TRECHO =
%%

Rebentos,
Crespa, sim!
Vencedora do prêmio Eisner, graphic novel infantojuvenil celebra a libertação dos cabelos crespos e as identidades afrodescendente e hispânica
23ago2024Uma menina se olha no espelho, reconhece os cabelos crespos, gosta do que vê: se acha mais bonita quando não precisa passar horas em um salão de beleza esticando os fios, e sabe que a brincadeira é muito mais divertida quando não é obrigada a se preocupar com o suor e um penteado desfeito. Ela se aceita. Mas e quando a autoaceitação precisa vir do outro, para que cada um possa ser quem se é e quem quer ser? Essa é uma das buscas da protagonista de Frizzy (Galera Junior), graphic novel da escritora Claribel A. Ortega e du quadriniste e ilustradore Rose Bousamra. Vencedor dos prêmios Pura Belpré e Eisner na categoria Melhor Publicação para Crianças, o livro discute com delicadeza e profundidade o que há por trás da autoimagem ferida de pessoas que procuram incessantemente por padrões de beleza que excluem as próprias características.
Com a ajuda de familiares e amigos nas comunidades afrodescendentes e hispânicas, Marlene consegue ver reflexos do que a trouxe até o problema principal: séculos de colonialismo, racismo e projetos de embranquecimento da população, que fizeram com que milhares de famílias — incluindo a família dominicana da garota — rejeitassem as próprias características físicas para tentar se adequar a um contexto que define o sujeito universal como o homem branco. Segundo a tia da protagonista, seguir essa lógica faz com que os indivíduos acreditem que ser negro é estar na contramão do restante do mundo — assim, ela apresenta à menina o conceito de antinegritude, a incapacidade de reconhecer a humanidade e existência negras.

%%

TAREFA EXIGIDA 1 =
Resuma o parágrafo do trecho sobre Frizzy que começa com "Com a ajuda de familiares e amigos", mantendo os fatos principais.
TAREFA EXIGIDA 2 =
Dê continuidade ao trecho sobre Frizzy a partir da última frase.
Os registros não têm nenhuma relação com isto.

(Registros de anotação espacial)

%%

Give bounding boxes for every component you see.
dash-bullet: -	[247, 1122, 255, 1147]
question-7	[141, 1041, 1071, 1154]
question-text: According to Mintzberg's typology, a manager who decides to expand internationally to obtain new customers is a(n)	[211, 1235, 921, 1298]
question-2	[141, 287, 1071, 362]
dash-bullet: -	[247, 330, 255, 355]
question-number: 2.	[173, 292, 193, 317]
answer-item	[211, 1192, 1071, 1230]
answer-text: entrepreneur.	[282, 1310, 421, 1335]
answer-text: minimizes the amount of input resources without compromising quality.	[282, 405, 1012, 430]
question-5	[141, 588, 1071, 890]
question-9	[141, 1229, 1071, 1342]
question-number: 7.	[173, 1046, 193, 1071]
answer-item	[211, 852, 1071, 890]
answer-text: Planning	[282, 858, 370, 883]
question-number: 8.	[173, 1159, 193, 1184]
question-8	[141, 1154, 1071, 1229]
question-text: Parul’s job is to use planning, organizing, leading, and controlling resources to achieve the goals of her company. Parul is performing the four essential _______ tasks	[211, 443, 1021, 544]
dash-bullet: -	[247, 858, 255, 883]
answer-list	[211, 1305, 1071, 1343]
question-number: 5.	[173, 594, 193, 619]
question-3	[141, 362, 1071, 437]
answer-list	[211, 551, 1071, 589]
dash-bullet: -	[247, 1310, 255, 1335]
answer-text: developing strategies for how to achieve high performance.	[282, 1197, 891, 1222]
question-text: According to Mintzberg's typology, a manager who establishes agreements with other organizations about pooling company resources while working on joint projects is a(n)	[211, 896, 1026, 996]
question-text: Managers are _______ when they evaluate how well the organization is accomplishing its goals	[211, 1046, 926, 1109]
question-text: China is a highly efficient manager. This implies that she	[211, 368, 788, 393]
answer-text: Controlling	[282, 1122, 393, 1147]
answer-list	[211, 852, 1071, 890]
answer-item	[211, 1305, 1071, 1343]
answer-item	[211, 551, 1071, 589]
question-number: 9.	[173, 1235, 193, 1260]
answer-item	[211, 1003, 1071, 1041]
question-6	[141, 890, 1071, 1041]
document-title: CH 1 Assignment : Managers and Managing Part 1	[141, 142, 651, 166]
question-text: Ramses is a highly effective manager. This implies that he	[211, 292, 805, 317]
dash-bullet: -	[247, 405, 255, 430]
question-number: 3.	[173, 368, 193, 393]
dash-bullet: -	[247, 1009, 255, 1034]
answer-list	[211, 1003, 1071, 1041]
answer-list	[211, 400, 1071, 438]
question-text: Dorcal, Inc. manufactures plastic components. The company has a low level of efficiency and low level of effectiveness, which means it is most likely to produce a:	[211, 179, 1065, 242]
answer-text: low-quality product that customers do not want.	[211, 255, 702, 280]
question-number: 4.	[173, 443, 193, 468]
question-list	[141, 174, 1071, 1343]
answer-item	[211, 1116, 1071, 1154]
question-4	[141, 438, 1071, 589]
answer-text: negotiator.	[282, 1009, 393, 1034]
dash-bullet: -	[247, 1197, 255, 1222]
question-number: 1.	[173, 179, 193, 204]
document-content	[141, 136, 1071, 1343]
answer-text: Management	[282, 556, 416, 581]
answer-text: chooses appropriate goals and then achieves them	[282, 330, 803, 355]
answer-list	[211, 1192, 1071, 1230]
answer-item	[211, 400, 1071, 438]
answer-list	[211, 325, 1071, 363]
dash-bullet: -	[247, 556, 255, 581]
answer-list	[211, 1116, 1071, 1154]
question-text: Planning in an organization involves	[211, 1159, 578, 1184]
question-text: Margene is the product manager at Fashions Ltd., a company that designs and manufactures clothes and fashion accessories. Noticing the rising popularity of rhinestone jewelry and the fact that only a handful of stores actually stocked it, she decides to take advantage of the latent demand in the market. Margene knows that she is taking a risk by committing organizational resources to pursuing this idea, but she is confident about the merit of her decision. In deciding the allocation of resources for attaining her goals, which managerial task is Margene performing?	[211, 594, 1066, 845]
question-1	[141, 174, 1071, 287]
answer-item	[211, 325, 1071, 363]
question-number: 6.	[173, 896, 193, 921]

%%

RESULTADO ESPERADO 1 =
Com o apoio de familiares e amigos das comunidades afrodescendentes e hispânicas, Marlene percebe a origem do problema: séculos de colonialismo, racismo e projetos de embranquecimento levaram milhares de famílias, inclusive a sua família dominicana, a rejeitar as próprias características físicas para se adequar a um contexto que toma o homem branco como sujeito universal. A tia explica que essa lógica faz crer que ser negro é estar na contramão do mundo e lhe apresenta o conceito de antinegritude, a incapacidade de reconhecer a humanidade e a existência negras.

RESULTADO ESPERADO 2 =
Nesta entrevista para a Quatro Cinco Um, a escritora dominicano-americana Claribel Ortega fala de suas próprias experiências crescendo em uma comunidade dominicana nos Estados Unidos e elenca o papel das amizades e da família como essenciais na promoção de uma autoestima saudável das crianças.
De onde surgiu a ideia da graphic novel Frizzy?
Frizzy foi inspirada principalmente nas minhas próprias experiências, enquanto crescia com cabelos cacheados em uma comunidade dominicano-americana.
Como foi entrelaçar a República Dominicana e os Estados Unidos no livro? Você também passou por algumas das experiências e assimilações que a personagem vivencia?
Quando escrevo sobre a infância, acredito que minha escrita se torna mais comovente se parto da minha formação, e a que conheço é a formação de uma criança dominicana-americana. Foi natural incluir coisas como os crucifixos em nosso apartamento e coisas que faziam parte da minha vida quando eu era mais jovem. Mas isso também trouxe um conjunto único de desafios.
Escrever Frizzy foi a experiência de escrita mais vulnerável que já vivi. Fui muito honesta e aberta sobre minha própria vida, o que às vezes se provou desafiador, mas também acho que é por isso que as pessoas se identificaram tanto com a história. Não é um livro de memórias, mas muitas das cenas deforam tiradas da minha experiência. Assim como Marlene, também fui informada de que precisava mudar meu cabelo e minha aparência para ficar apresentável.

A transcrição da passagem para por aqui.